_Set exercise_. Scan the data below and pick out the lines containing the word "videos".

* start Supplied records *

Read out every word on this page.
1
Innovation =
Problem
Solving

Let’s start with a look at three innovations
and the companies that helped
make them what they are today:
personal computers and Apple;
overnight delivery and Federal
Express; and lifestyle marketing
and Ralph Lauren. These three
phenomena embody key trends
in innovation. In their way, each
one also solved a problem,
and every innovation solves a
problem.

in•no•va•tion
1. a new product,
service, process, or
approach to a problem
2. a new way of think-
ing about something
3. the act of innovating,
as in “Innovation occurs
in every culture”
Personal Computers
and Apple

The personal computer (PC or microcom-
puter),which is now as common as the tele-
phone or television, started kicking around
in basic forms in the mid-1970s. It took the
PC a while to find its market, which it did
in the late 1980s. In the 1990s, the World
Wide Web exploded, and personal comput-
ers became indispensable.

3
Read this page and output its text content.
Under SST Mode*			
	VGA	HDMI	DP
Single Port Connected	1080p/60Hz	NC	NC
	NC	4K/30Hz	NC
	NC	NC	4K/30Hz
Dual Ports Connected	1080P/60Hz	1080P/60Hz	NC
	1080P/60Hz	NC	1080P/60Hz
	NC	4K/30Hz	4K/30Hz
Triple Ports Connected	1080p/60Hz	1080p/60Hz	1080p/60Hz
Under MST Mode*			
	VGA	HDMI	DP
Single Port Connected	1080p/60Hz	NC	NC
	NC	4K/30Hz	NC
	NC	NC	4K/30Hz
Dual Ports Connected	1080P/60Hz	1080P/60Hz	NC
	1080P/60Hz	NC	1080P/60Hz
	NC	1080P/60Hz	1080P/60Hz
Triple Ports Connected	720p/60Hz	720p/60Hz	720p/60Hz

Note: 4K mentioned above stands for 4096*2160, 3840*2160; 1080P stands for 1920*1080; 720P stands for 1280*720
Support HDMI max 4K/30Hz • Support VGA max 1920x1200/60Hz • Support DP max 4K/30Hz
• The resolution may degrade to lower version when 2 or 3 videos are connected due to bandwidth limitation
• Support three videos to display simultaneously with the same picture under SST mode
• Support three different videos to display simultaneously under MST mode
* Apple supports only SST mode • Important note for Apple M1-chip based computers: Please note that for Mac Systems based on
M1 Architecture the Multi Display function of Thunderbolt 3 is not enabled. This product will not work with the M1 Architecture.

* end Supplied records *

_Exercise solution_.
• The resolution may degrade to lower version when 2 or 3 videos are connected due to bandwidth limitation
• Support three videos to display simultaneously with the same picture under SST mode
• Support three different videos to display simultaneously under MST mode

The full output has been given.